Required task: Copy every line, leaving nothing out and adding nothing.

Raw data:
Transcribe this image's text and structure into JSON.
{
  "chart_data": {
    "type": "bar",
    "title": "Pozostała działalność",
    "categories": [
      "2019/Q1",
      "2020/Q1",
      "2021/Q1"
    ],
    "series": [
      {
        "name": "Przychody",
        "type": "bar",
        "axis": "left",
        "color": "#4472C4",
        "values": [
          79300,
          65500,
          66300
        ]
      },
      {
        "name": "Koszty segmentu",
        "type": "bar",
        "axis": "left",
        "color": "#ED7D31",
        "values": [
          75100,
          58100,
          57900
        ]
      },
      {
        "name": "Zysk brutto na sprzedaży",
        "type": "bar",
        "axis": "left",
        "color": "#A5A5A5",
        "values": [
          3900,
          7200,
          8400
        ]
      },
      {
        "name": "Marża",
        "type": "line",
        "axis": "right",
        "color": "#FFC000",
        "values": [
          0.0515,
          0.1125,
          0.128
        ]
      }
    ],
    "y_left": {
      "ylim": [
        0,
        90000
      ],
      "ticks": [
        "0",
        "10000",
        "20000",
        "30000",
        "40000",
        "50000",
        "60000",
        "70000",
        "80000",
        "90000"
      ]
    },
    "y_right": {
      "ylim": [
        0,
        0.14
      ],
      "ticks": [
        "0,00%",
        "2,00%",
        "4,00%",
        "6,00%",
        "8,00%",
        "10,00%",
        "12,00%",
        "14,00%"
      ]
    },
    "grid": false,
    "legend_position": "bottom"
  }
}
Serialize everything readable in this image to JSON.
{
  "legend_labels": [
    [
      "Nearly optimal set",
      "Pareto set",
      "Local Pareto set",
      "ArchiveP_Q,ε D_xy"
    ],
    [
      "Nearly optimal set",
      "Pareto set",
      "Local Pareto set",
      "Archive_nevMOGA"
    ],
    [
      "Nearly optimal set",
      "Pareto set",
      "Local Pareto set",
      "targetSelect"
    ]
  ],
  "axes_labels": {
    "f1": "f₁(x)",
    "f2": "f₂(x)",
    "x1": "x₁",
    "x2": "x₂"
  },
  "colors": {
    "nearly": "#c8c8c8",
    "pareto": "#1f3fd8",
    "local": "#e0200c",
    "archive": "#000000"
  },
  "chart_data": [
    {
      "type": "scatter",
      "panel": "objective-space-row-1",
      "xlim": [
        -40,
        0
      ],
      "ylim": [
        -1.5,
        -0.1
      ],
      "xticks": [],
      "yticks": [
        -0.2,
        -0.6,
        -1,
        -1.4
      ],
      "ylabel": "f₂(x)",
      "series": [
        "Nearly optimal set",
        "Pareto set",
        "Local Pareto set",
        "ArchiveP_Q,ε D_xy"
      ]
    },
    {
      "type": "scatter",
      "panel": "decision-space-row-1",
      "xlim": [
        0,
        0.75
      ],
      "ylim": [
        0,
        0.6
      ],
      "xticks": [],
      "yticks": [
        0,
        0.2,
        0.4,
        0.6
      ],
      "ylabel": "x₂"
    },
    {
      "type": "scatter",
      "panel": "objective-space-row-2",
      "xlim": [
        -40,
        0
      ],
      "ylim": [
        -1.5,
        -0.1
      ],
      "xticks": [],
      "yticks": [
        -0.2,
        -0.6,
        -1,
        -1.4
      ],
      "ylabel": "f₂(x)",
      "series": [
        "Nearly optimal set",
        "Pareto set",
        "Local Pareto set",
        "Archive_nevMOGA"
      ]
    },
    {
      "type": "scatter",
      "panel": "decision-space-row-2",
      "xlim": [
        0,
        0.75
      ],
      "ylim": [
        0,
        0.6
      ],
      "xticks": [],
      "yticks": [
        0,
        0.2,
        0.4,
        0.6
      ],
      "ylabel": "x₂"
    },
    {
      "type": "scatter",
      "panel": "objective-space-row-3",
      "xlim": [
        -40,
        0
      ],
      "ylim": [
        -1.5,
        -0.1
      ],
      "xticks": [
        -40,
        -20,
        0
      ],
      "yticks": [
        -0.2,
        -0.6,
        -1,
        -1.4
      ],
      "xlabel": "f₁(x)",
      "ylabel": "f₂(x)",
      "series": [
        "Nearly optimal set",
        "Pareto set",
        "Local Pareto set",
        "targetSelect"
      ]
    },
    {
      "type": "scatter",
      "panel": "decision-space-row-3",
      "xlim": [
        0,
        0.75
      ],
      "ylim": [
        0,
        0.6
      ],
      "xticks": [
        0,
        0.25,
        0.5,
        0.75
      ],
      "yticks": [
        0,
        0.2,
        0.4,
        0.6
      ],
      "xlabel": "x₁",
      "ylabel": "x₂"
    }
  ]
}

Response to this exercise:
Transcribe this image's text and structure into JSON.
{
  "chart_data": {
    "type": "bar",
    "title": "Pozostała działalność",
    "categories": [
      "2019/Q1",
      "2020/Q1",
      "2021/Q1"
    ],
    "series": [
      {
        "name": "Przychody",
        "type": "bar",
        "axis": "left",
        "color": "#4472C4",
        "values": [
          79300,
          65500,
          66300
        ]
      },
      {
        "name": "Koszty segmentu",
        "type": "bar",
        "axis": "left",
        "color": "#ED7D31",
        "values": [
          75100,
          58100,
          57900
        ]
      },
      {
        "name": "Zysk brutto na sprzedaży",
        "type": "bar",
        "axis": "left",
        "color": "#A5A5A5",
        "values": [
          3900,
          7200,
          8400
        ]
      },
      {
        "name": "Marża",
        "type": "line",
        "axis": "right",
        "color": "#FFC000",
        "values": [
          0.0515,
          0.1125,
          0.128
        ]
      }
    ],
    "y_left": {
      "ylim": [
        0,
        90000
      ],
      "ticks": [
        "0",
        "10000",
        "20000",
        "30000",
        "40000",
        "50000",
        "60000",
        "70000",
        "80000",
        "90000"
      ]
    },
    "y_right": {
      "ylim": [
        0,
        0.14
      ],
      "ticks": [
        "0,00%",
        "2,00%",
        "4,00%",
        "6,00%",
        "8,00%",
        "10,00%",
        "12,00%",
        "14,00%"
      ]
    },
    "grid": false,
    "legend_position": "bottom"
  }
}
Serialize everything readable in this image to JSON.
{
  "legend_labels": [
    [
      "Nearly optimal set",
      "Pareto set",
      "Local Pareto set",
      "ArchiveP_Q,ε D_xy"
    ],
    [
      "Nearly optimal set",
      "Pareto set",
      "Local Pareto set",
      "Archive_nevMOGA"
    ],
    [
      "Nearly optimal set",
      "Pareto set",
      "Local Pareto set",
      "targetSelect"
    ]
  ],
  "axes_labels": {
    "f1": "f₁(x)",
    "f2": "f₂(x)",
    "x1": "x₁",
    "x2": "x₂"
  },
  "colors": {
    "nearly": "#c8c8c8",
    "pareto": "#1f3fd8",
    "local": "#e0200c",
    "archive": "#000000"
  },
  "chart_data": [
    {
      "type": "scatter",
      "panel": "objective-space-row-1",
      "xlim": [
        -40,
        0
      ],
      "ylim": [
        -1.5,
        -0.1
      ],
      "xticks": [],
      "yticks": [
        -0.2,
        -0.6,
        -1,
        -1.4
      ],
      "ylabel": "f₂(x)",
      "series": [
        "Nearly optimal set",
        "Pareto set",
        "Local Pareto set",
        "ArchiveP_Q,ε D_xy"
      ]
    },
    {
      "type": "scatter",
      "panel": "decision-space-row-1",
      "xlim": [
        0,
        0.75
      ],
      "ylim": [
        0,
        0.6
      ],
      "xticks": [],
      "yticks": [
        0,
        0.2,
        0.4,
        0.6
      ],
      "ylabel": "x₂"
    },
    {
      "type": "scatter",
      "panel": "objective-space-row-2",
      "xlim": [
        -40,
        0
      ],
      "ylim": [
        -1.5,
        -0.1
      ],
      "xticks": [],
      "yticks": [
        -0.2,
        -0.6,
        -1,
        -1.4
      ],
      "ylabel": "f₂(x)",
      "series": [
        "Nearly optimal set",
        "Pareto set",
        "Local Pareto set",
        "Archive_nevMOGA"
      ]
    },
    {
      "type": "scatter",
      "panel": "decision-space-row-2",
      "xlim": [
        0,
        0.75
      ],
      "ylim": [
        0,
        0.6
      ],
      "xticks": [],
      "yticks": [
        0,
        0.2,
        0.4,
        0.6
      ],
      "ylabel": "x₂"
    },
    {
      "type": "scatter",
      "panel": "objective-space-row-3",
      "xlim": [
        -40,
        0
      ],
      "ylim": [
        -1.5,
        -0.1
      ],
      "xticks": [
        -40,
        -20,
        0
      ],
      "yticks": [
        -0.2,
        -0.6,
        -1,
        -1.4
      ],
      "xlabel": "f₁(x)",
      "ylabel": "f₂(x)",
      "series": [
        "Nearly optimal set",
        "Pareto set",
        "Local Pareto set",
        "targetSelect"
      ]
    },
    {
      "type": "scatter",
      "panel": "decision-space-row-3",
      "xlim": [
        0,
        0.75
      ],
      "ylim": [
        0,
        0.6
      ],
      "xticks": [
        0,
        0.25,
        0.5,
        0.75
      ],
      "yticks": [
        0,
        0.2,
        0.4,
        0.6
      ],
      "xlabel": "x₁",
      "ylabel": "x₂"
    }
  ]
}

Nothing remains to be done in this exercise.